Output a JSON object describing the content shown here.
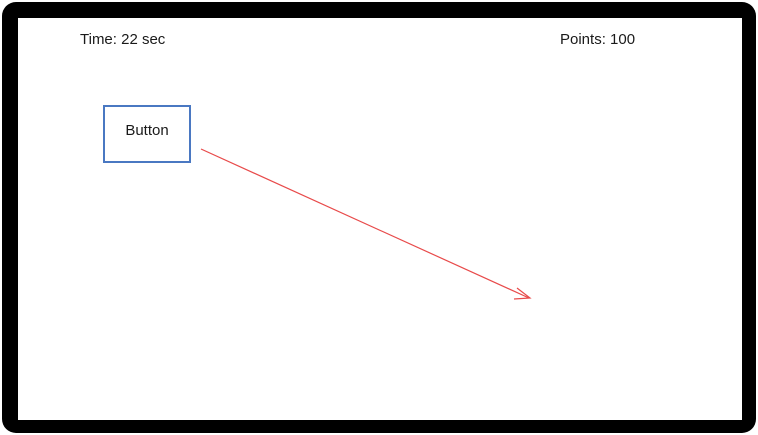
{
  "hud": {
    "time_label": "Time: 22 sec",
    "points_label": "Points: 100"
  },
  "game": {
    "button_label": "Button"
  },
  "colors": {
    "frame": "#000000",
    "button_border": "#4a78c2",
    "arrow": "#e84a4a"
  },
  "icons": {
    "arrow": "motion-arrow-icon"
  }
}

------------------------

Task to complete: Take the listing and print it again exactly, but without any pictures.

Task output:
Output a JSON object describing the content shown here.
{
  "hud": {
    "time_label": "Time: 22 sec",
    "points_label": "Points: 100"
  },
  "game": {
    "button_label": "Button"
  },
  "colors": {
    "frame": "#000000",
    "button_border": "#4a78c2",
    "arrow": "#e84a4a"
  },
  "icons": {
    "arrow": "motion-arrow-icon"
  }
}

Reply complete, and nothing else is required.